— INFORMATION GIVEN —
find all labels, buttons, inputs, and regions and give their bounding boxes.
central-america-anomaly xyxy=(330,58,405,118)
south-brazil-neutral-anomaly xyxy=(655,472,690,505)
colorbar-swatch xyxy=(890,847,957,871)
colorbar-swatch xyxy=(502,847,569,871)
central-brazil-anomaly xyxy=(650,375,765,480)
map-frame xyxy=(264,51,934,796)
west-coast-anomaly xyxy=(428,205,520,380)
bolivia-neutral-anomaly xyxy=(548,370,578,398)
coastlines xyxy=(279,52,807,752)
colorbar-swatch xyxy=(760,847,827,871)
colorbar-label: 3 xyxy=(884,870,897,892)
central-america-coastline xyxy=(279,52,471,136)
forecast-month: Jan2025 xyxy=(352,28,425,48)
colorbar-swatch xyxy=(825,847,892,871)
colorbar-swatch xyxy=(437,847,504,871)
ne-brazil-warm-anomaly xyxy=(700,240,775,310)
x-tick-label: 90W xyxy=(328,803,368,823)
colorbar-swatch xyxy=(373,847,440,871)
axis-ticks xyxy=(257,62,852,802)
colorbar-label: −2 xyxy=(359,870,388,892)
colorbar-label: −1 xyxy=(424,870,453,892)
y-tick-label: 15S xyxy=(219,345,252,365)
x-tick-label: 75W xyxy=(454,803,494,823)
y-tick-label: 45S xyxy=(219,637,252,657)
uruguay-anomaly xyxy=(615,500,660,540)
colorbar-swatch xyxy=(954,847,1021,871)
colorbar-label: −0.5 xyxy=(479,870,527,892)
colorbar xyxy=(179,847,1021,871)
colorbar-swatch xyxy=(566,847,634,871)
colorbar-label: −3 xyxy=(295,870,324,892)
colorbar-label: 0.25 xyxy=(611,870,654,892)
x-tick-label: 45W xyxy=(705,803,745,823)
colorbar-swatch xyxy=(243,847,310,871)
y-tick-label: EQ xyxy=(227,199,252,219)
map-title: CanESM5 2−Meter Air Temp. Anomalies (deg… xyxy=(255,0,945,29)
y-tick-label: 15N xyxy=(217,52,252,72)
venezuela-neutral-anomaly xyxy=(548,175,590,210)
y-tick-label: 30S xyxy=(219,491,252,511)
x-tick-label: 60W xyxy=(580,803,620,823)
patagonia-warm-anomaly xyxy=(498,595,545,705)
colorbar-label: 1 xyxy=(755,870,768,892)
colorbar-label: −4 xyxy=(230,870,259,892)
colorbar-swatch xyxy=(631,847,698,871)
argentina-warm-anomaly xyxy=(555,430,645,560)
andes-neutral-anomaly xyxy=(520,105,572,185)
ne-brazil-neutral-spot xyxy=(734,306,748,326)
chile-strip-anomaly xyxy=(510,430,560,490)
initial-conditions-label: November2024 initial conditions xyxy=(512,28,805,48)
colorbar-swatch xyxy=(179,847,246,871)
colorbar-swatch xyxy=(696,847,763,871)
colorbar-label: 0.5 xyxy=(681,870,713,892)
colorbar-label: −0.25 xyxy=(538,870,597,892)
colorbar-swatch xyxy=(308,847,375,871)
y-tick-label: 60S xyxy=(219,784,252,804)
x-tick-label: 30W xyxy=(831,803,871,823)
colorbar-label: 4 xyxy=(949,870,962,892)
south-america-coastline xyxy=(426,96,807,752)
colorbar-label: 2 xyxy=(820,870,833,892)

— WHAT YOU WILL DO —
Copy all of the data above line for line, changing nothing.

— IN RESPONSE —
find all labels, buttons, inputs, and regions and give their bounding boxes.
central-america-anomaly xyxy=(330,58,405,118)
south-brazil-neutral-anomaly xyxy=(655,472,690,505)
colorbar-swatch xyxy=(890,847,957,871)
colorbar-swatch xyxy=(502,847,569,871)
central-brazil-anomaly xyxy=(650,375,765,480)
map-frame xyxy=(264,51,934,796)
west-coast-anomaly xyxy=(428,205,520,380)
bolivia-neutral-anomaly xyxy=(548,370,578,398)
coastlines xyxy=(279,52,807,752)
colorbar-swatch xyxy=(760,847,827,871)
colorbar-label: 3 xyxy=(884,870,897,892)
central-america-coastline xyxy=(279,52,471,136)
forecast-month: Jan2025 xyxy=(352,28,425,48)
colorbar-swatch xyxy=(825,847,892,871)
colorbar-swatch xyxy=(437,847,504,871)
ne-brazil-warm-anomaly xyxy=(700,240,775,310)
x-tick-label: 90W xyxy=(328,803,368,823)
colorbar-swatch xyxy=(373,847,440,871)
axis-ticks xyxy=(257,62,852,802)
colorbar-label: −2 xyxy=(359,870,388,892)
colorbar-label: −1 xyxy=(424,870,453,892)
y-tick-label: 15S xyxy=(219,345,252,365)
x-tick-label: 75W xyxy=(454,803,494,823)
y-tick-label: 45S xyxy=(219,637,252,657)
uruguay-anomaly xyxy=(615,500,660,540)
colorbar-swatch xyxy=(954,847,1021,871)
colorbar-label: −0.5 xyxy=(479,870,527,892)
colorbar xyxy=(179,847,1021,871)
colorbar-swatch xyxy=(566,847,634,871)
colorbar-label: −3 xyxy=(295,870,324,892)
colorbar-label: 0.25 xyxy=(611,870,654,892)
x-tick-label: 45W xyxy=(705,803,745,823)
colorbar-swatch xyxy=(243,847,310,871)
y-tick-label: EQ xyxy=(227,199,252,219)
map-title: CanESM5 2−Meter Air Temp. Anomalies (deg… xyxy=(255,0,945,29)
y-tick-label: 15N xyxy=(217,52,252,72)
venezuela-neutral-anomaly xyxy=(548,175,590,210)
y-tick-label: 30S xyxy=(219,491,252,511)
x-tick-label: 60W xyxy=(580,803,620,823)
patagonia-warm-anomaly xyxy=(498,595,545,705)
colorbar-label: 1 xyxy=(755,870,768,892)
colorbar-label: −4 xyxy=(230,870,259,892)
colorbar-swatch xyxy=(631,847,698,871)
argentina-warm-anomaly xyxy=(555,430,645,560)
andes-neutral-anomaly xyxy=(520,105,572,185)
ne-brazil-neutral-spot xyxy=(734,306,748,326)
chile-strip-anomaly xyxy=(510,430,560,490)
initial-conditions-label: November2024 initial conditions xyxy=(512,28,805,48)
colorbar-swatch xyxy=(179,847,246,871)
colorbar-swatch xyxy=(696,847,763,871)
colorbar-label: 0.5 xyxy=(681,870,713,892)
colorbar-label: −0.25 xyxy=(538,870,597,892)
colorbar-swatch xyxy=(308,847,375,871)
y-tick-label: 60S xyxy=(219,784,252,804)
x-tick-label: 30W xyxy=(831,803,871,823)
colorbar-label: 4 xyxy=(949,870,962,892)
south-america-coastline xyxy=(426,96,807,752)
colorbar-label: 2 xyxy=(820,870,833,892)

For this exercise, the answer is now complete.